Exercise directions: What follows is a listing. Return every line of it exactly.

━━━━━━━━

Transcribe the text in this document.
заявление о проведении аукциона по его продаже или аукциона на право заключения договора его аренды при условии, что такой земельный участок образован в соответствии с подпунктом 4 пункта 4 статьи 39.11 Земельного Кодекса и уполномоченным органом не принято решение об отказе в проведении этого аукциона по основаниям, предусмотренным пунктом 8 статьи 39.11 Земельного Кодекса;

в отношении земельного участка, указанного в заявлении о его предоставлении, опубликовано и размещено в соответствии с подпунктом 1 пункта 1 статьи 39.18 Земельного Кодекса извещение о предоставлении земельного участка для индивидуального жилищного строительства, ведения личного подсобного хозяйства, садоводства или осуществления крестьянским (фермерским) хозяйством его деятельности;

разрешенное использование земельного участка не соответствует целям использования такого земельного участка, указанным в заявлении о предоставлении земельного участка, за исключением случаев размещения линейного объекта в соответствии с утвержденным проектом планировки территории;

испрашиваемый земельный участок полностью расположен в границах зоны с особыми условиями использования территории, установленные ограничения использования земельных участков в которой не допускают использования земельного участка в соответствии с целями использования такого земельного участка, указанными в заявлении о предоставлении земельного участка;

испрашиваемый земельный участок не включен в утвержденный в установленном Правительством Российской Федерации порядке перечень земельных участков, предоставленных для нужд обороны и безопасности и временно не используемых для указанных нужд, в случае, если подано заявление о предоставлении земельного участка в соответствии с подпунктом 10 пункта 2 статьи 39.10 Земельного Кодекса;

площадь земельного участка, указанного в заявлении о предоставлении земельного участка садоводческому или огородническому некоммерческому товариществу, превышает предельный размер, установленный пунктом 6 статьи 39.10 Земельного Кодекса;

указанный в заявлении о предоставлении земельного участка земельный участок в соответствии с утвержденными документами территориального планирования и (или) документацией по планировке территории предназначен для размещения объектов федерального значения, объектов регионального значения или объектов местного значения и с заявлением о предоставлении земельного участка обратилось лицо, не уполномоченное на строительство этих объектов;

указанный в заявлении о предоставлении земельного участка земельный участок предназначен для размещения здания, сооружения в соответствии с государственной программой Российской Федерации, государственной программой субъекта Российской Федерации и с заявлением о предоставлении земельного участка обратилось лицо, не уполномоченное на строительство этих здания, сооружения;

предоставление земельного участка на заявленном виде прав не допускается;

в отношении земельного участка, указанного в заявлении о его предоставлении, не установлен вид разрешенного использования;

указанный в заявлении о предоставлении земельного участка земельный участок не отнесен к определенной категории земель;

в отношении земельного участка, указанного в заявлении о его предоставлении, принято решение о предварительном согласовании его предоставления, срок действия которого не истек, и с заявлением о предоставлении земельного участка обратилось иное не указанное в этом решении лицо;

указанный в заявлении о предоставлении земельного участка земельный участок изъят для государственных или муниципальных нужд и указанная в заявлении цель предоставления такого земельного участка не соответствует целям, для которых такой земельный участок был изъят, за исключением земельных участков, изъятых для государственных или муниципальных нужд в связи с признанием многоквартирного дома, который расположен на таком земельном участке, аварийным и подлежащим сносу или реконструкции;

━━━━━━━━

Exercise answer:
Transcribe the text in this document.
заявление о проведении аукциона по его продаже или аукциона на право заключения договора его аренды при условии, что такой земельный участок образован в соответствии с подпунктом 4 пункта 4 статьи 39.11 Земельного Кодекса и уполномоченным органом не принято решение об отказе в проведении этого аукциона по основаниям, предусмотренным пунктом 8 статьи 39.11 Земельного Кодекса;

в отношении земельного участка, указанного в заявлении о его предоставлении, опубликовано и размещено в соответствии с подпунктом 1 пункта 1 статьи 39.18 Земельного Кодекса извещение о предоставлении земельного участка для индивидуального жилищного строительства, ведения личного подсобного хозяйства, садоводства или осуществления крестьянским (фермерским) хозяйством его деятельности;

разрешенное использование земельного участка не соответствует целям использования такого земельного участка, указанным в заявлении о предоставлении земельного участка, за исключением случаев размещения линейного объекта в соответствии с утвержденным проектом планировки территории;

испрашиваемый земельный участок полностью расположен в границах зоны с особыми условиями использования территории, установленные ограничения использования земельных участков в которой не допускают использования земельного участка в соответствии с целями использования такого земельного участка, указанными в заявлении о предоставлении земельного участка;

испрашиваемый земельный участок не включен в утвержденный в установленном Правительством Российской Федерации порядке перечень земельных участков, предоставленных для нужд обороны и безопасности и временно не используемых для указанных нужд, в случае, если подано заявление о предоставлении земельного участка в соответствии с подпунктом 10 пункта 2 статьи 39.10 Земельного Кодекса;

площадь земельного участка, указанного в заявлении о предоставлении земельного участка садоводческому или огородническому некоммерческому товариществу, превышает предельный размер, установленный пунктом 6 статьи 39.10 Земельного Кодекса;

указанный в заявлении о предоставлении земельного участка земельный участок в соответствии с утвержденными документами территориального планирования и (или) документацией по планировке территории предназначен для размещения объектов федерального значения, объектов регионального значения или объектов местного значения и с заявлением о предоставлении земельного участка обратилось лицо, не уполномоченное на строительство этих объектов;

указанный в заявлении о предоставлении земельного участка земельный участок предназначен для размещения здания, сооружения в соответствии с государственной программой Российской Федерации, государственной программой субъекта Российской Федерации и с заявлением о предоставлении земельного участка обратилось лицо, не уполномоченное на строительство этих здания, сооружения;

предоставление земельного участка на заявленном виде прав не допускается;

в отношении земельного участка, указанного в заявлении о его предоставлении, не установлен вид разрешенного использования;

указанный в заявлении о предоставлении земельного участка земельный участок не отнесен к определенной категории земель;

в отношении земельного участка, указанного в заявлении о его предоставлении, принято решение о предварительном согласовании его предоставления, срок действия которого не истек, и с заявлением о предоставлении земельного участка обратилось иное не указанное в этом решении лицо;

указанный в заявлении о предоставлении земельного участка земельный участок изъят для государственных или муниципальных нужд и указанная в заявлении цель предоставления такого земельного участка не соответствует целям, для которых такой земельный участок был изъят, за исключением земельных участков, изъятых для государственных или муниципальных нужд в связи с признанием многоквартирного дома, который расположен на таком земельном участке, аварийным и подлежащим сносу или реконструкции;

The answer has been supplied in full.